Written exercise: Copy out each line that has "down" in it.

Material for this exercise:
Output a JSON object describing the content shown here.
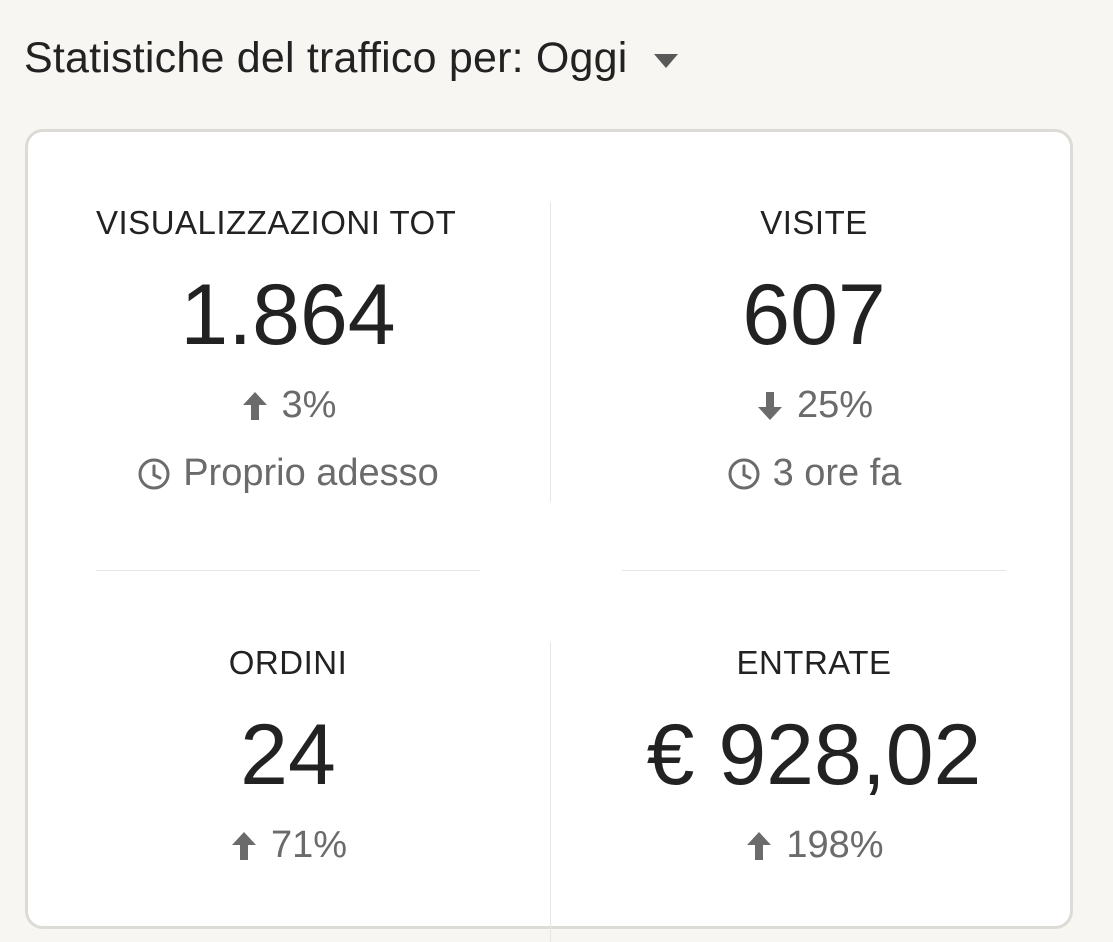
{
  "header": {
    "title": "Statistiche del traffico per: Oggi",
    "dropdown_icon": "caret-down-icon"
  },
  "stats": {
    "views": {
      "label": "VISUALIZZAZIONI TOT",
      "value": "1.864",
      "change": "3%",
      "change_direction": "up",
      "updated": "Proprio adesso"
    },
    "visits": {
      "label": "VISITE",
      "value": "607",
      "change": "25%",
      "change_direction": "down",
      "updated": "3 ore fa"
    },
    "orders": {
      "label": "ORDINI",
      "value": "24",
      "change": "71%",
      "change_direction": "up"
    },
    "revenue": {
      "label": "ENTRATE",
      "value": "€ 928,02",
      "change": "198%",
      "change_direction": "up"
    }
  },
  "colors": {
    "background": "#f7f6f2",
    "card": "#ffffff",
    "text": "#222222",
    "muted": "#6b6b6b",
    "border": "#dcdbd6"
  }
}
==
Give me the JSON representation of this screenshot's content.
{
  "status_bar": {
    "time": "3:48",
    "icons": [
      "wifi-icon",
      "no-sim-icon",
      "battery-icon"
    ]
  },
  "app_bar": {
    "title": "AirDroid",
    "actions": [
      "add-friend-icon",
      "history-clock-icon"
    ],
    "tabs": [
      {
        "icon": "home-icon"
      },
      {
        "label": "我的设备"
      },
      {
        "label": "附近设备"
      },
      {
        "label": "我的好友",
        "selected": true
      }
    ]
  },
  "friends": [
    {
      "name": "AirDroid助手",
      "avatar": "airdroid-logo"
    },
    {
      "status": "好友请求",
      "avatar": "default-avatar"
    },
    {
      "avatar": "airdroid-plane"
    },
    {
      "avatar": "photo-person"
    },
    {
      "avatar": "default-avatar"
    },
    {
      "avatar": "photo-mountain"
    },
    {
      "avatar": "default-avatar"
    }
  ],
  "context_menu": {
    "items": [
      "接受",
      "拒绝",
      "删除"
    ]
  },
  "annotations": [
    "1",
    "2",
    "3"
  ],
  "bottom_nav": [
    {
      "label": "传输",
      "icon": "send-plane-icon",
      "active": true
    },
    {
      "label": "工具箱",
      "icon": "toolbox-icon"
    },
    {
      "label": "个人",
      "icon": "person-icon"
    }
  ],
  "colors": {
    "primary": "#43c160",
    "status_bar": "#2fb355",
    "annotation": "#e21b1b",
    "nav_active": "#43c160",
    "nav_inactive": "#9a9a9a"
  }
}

Response to this task:
    "dropdown_icon": "caret-down-icon"
      "change_direction": "down",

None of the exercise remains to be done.